__Exercise passage__

5. Each of Icahn Offshore, Icahn Capital, IPH, Icahn Enterprises Holdings, Icahn Enterprises GP, Beckton and Mr. Icahn may be deemed to indirectly beneficially own (as that term is defined in Rule 13d-3 under the Act) the Shares which Icahn Master owns. Each of Icahn Offshore, Icahn Capital, IPH, Icahn Enterprises Holdings, Icahn Enterprises GP, Beckton and Mr. Icahn disclaims beneficial ownership of such Shares except to the extent of their pecuniary interest therein.
6. The above reporting persons controlled by Carl C. Icahn (the "Reporting Persons") may be considered a 10% beneficial owner because they may be deemed to be members of a "group" (within the meaning of Section 13(d)(3) of the Act), with Corvex Management LP ("Corvex") and Mr. Keith Meister (together with the Corvex and the Corvex Funds (as defined below), the "Corvex Persons"). Subject to Footnote 7 below, none of the reporting persons has any pecuniary interest in any Shares beneficially owned by any of the Corvex Persons, and each of the reporting persons disclaims beneficial ownership of such Shares. The Corvex Persons are separately filing a Form 3.

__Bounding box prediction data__
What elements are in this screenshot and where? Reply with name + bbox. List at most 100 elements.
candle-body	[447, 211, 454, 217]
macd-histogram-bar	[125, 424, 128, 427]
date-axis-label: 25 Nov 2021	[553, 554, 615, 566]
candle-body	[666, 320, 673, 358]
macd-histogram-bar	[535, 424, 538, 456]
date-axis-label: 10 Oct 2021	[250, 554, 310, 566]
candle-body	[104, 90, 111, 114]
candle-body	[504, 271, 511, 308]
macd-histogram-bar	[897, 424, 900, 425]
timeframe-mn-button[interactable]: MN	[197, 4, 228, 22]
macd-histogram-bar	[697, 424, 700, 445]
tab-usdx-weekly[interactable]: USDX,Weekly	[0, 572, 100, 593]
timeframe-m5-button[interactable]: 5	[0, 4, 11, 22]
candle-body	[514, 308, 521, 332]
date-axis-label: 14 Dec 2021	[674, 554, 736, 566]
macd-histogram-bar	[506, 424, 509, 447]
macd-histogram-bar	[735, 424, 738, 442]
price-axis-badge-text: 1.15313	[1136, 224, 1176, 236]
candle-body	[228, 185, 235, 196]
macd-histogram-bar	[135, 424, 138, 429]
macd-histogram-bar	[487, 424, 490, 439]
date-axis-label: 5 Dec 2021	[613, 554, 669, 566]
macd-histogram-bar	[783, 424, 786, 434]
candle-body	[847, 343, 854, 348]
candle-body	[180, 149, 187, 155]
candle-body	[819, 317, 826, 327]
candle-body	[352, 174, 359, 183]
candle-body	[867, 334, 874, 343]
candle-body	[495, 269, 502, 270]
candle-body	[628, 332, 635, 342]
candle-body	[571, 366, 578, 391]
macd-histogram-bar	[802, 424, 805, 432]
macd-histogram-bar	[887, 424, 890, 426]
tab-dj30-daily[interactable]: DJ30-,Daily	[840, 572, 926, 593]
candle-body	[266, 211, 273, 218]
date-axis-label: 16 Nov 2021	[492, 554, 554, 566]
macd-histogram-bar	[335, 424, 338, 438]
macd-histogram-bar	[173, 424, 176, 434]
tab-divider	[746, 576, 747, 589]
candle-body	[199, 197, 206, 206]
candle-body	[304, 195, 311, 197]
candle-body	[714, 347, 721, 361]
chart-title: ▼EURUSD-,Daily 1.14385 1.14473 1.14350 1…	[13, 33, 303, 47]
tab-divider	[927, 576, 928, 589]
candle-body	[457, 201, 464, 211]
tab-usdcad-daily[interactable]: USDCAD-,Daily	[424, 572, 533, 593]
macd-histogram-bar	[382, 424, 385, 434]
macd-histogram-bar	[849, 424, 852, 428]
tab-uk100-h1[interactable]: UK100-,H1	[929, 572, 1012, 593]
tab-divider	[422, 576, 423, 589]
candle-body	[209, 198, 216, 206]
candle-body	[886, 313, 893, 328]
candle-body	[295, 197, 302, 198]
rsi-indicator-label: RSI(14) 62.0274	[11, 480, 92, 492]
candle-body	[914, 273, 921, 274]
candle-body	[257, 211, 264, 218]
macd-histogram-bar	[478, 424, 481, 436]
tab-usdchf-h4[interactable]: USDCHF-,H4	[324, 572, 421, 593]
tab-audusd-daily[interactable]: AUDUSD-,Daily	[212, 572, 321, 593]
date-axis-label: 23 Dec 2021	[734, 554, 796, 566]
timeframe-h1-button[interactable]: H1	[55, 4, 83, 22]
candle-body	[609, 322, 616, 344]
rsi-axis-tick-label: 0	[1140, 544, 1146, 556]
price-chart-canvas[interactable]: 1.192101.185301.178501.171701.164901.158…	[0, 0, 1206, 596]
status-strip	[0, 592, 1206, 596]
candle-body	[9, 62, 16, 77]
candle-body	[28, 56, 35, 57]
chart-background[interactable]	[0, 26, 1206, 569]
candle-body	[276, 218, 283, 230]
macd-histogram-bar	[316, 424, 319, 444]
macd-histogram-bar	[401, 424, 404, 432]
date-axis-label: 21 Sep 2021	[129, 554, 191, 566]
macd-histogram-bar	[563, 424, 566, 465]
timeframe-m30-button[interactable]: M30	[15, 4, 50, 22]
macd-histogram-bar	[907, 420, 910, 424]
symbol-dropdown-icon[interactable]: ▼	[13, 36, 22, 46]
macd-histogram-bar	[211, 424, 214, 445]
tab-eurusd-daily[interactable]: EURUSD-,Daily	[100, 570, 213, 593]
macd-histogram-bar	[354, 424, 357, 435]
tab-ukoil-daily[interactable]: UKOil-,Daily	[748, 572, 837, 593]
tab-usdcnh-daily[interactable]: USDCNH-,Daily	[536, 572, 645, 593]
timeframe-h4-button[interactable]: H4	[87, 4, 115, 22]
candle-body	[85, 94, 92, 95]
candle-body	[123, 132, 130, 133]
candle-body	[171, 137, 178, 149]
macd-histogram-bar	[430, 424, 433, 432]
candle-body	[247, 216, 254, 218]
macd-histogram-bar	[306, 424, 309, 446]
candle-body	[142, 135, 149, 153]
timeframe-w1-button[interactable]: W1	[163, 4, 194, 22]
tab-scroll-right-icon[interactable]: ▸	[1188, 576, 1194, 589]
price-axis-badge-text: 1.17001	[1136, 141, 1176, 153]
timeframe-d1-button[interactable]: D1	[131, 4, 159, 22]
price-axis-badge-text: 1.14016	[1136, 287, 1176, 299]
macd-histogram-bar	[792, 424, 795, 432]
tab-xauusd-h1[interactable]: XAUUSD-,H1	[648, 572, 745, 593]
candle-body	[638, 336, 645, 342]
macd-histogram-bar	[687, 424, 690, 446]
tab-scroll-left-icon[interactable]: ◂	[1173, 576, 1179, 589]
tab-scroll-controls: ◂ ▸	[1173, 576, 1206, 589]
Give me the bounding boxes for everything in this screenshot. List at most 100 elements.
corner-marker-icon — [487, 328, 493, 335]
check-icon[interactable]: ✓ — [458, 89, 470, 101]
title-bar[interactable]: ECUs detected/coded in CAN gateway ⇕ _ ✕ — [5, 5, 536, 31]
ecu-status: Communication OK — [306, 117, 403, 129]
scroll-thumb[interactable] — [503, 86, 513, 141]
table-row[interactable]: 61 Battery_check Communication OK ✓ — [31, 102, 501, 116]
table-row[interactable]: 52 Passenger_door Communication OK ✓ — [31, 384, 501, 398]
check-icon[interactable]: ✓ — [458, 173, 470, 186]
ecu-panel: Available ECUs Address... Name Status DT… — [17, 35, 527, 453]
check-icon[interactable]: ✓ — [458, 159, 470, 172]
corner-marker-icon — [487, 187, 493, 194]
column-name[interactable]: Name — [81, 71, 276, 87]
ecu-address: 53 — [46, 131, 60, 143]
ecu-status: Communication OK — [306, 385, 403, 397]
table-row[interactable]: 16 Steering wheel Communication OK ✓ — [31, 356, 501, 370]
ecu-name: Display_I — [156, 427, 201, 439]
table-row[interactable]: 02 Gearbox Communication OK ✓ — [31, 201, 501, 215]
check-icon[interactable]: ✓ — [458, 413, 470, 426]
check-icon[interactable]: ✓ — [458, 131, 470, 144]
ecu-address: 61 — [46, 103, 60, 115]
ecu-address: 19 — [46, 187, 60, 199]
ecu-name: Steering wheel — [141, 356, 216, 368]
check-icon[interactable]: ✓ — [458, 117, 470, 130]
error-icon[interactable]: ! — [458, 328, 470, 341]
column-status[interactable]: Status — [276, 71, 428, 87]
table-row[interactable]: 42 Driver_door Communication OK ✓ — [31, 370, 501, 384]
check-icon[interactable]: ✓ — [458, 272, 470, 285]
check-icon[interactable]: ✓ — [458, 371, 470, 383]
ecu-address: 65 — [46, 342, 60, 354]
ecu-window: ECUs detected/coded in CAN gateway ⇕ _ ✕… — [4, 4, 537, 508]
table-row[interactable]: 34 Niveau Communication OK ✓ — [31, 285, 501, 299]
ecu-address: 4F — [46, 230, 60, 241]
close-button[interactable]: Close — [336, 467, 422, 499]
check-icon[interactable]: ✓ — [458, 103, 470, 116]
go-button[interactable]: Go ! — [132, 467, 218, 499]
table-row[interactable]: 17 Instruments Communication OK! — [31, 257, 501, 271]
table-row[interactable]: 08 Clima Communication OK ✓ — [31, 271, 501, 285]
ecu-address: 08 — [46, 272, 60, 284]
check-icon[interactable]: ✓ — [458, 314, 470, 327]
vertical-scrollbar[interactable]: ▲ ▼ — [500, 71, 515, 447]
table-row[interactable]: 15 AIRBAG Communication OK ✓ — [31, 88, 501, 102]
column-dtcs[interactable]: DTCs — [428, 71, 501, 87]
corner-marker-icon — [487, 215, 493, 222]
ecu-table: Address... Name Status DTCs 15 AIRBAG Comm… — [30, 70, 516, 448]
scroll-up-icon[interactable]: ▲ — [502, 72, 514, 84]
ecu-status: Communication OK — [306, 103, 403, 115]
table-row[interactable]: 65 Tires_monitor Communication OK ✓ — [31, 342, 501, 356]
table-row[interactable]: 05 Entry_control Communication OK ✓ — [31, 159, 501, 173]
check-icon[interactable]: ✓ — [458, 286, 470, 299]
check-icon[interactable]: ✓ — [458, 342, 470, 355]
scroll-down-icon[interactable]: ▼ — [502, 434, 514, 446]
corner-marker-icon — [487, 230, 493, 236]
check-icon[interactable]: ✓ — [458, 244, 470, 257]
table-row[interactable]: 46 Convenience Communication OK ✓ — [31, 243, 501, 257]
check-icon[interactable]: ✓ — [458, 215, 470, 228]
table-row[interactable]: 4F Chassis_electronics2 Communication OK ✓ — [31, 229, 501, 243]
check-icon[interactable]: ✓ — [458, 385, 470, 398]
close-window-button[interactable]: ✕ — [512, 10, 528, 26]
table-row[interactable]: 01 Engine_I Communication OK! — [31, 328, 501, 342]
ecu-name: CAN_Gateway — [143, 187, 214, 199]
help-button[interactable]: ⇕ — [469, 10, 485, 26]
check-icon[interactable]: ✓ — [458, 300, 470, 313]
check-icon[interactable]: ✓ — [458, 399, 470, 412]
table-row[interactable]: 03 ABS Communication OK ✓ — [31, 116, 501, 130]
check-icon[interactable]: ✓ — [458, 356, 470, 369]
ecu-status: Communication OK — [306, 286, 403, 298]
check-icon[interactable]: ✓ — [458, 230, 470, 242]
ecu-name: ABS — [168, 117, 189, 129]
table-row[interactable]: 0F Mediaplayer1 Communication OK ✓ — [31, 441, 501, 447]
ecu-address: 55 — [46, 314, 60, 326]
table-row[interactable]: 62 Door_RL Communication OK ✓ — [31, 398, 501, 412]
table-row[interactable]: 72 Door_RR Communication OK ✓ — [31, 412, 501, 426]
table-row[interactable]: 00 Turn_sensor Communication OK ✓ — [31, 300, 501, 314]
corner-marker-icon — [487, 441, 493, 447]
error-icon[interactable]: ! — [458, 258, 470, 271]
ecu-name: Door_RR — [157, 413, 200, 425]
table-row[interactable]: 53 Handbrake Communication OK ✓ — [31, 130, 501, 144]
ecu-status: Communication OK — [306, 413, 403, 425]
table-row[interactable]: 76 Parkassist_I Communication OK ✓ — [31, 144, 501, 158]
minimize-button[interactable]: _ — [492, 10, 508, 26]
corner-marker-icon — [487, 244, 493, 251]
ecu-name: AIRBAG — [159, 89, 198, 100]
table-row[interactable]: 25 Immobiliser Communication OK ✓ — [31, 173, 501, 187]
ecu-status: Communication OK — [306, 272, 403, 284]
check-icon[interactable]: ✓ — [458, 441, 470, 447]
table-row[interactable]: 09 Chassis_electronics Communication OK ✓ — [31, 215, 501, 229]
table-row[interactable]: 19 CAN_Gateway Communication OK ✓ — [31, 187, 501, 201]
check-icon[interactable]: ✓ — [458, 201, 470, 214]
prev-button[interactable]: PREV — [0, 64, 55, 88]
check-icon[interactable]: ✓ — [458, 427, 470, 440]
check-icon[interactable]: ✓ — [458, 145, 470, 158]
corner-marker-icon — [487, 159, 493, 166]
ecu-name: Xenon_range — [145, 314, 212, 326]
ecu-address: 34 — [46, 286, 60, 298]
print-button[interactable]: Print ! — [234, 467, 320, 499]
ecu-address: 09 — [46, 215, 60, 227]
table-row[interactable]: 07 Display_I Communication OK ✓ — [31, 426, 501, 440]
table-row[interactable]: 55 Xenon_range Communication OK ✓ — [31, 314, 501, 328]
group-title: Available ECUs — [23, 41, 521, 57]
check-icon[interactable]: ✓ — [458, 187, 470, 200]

__Work to be completed__
Please decide whether each statement agrees with the ownership footnotes above, answering yes or no and quoting the deciding words. (a) Beckton may be deemed to indirectly beneficially own the Shares that Icahn Master owns. (b) Mr. Icahn claims full beneficial ownership of the Shares that Icahn Master owns. (c) The Corvex Persons are separately filing a Form 3.

__Result__
(a) Yes: "Each of Icahn Offshore, Icahn Capital, IPH, Icahn Enterprises Holdings, Icahn Enterprises GP, Beckton and Mr. Icahn may be deemed to indirectly beneficially own"
(b) No: "disclaims beneficial ownership of such Shares except to the extent of their pecuniary interest therein"
(c) Yes: "The Corvex Persons are separately filing a Form 3."